Back to The Bowles of Cornwall or The Boles of Devonshire or The Bowles of Cork

Roger is the earliest Bowles known to have had an interest in Ireland.  His Will shows that in 1613 he was travelling to Ireland where he had 'goods moveable and unmoveable' (ie. a standard term meaning goods/personal property and real estate) and that he intended to return to his home, wife and child in Saltash, Cornwall.  It sounds very much like it was a business trip.

Will of Roger Bole of SaltashAugust 9, 1613

In the name of god amen

I Roger Bole of Saint Stephens by Saltash Determining (god willing) to go for Ireland and not knowing how it shall please God to dispose of me before my return do therefore god willing make this my last will and testament in forme following.  First commending and committing my self in body and soul unto the Lord my master and redeemer and after do give unto Alice my wife the halfendeale (half share) of all my goods moveable and unmoveable as well in Ireland as in England and the other halfe unto William Bole my sonne and him I make my Executor.  In witness thereof I have hereunto set my hande and seale.  But my meaning is that if my wife be with childe and that she will be well delivered that the child shall have 20 pounds to be presentlie set to profit whether it be sonne or daughter.  By me Roger Bole.

::::

_WHAT YOU SHOULD DO_
Pick up the text on Roger Bole's will directly after its final sentence and carry it forward. The lines that come next are separate material and have no connection to the text on Roger Bole's will.

_COLLECTED MATERIAL_
::::

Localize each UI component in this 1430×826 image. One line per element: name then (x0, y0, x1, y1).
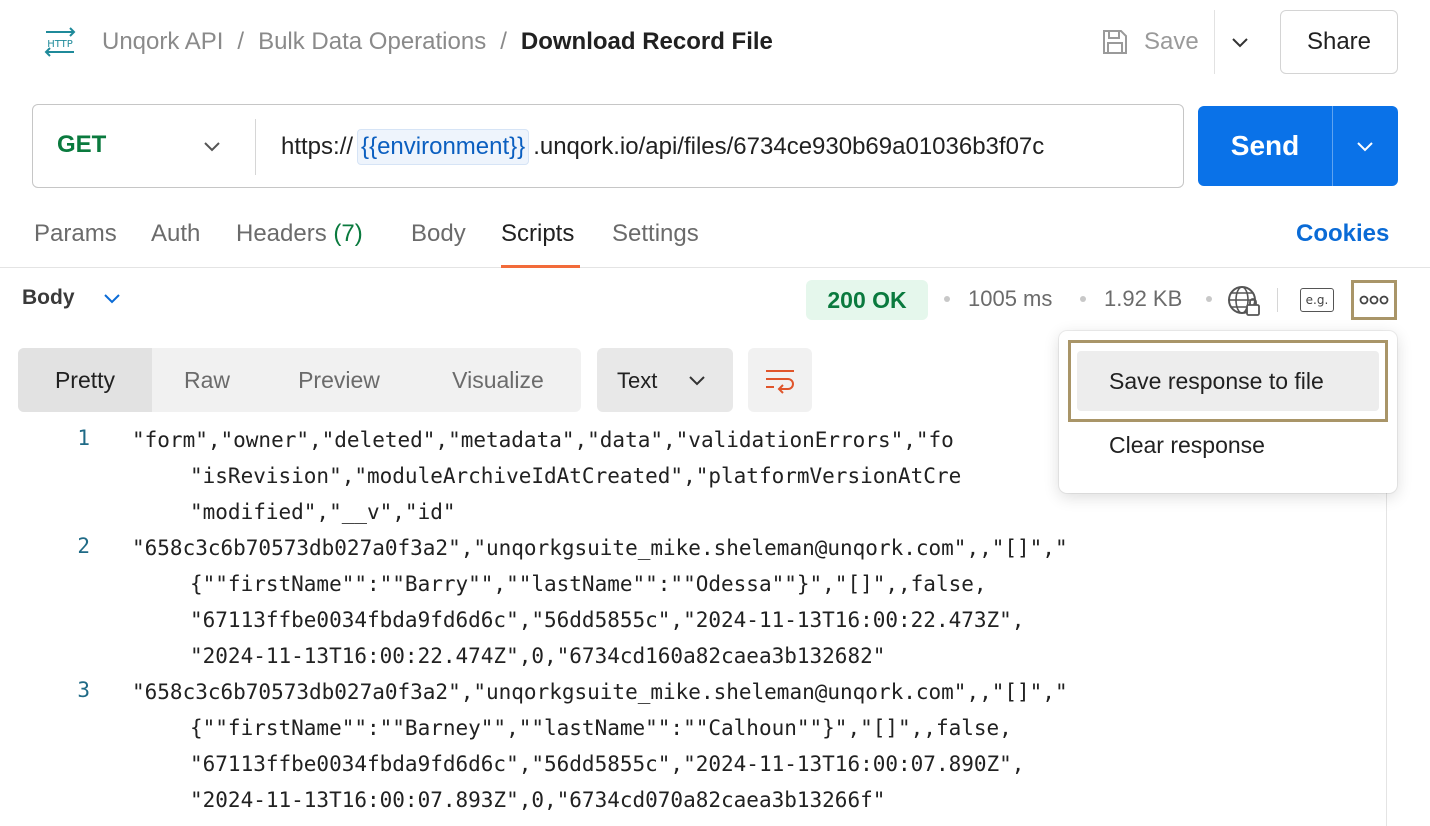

::::

_OUTPUT_
(the two last words are hard to make out; they are possibly the name of a witness, Richard Dawbyn)

March 19, 1614

This is the probate granted by the Prerogative Court of Canterbury; the text is in Latin which I can't make out but it seems to indicate that Alice was to receive a payment from the estate during William's minority; Roger had only married Alice in St Stephens in 1597 so William was probably 12 to 15 years old; Roger's Will also received probate in the Bishop's Court in the Diocese of Cork and Ross; after Roger's death his son William would have come into his father's property both in England and in the Irish diocese when he turned 21.

Alice Bole relict of the deceased (??)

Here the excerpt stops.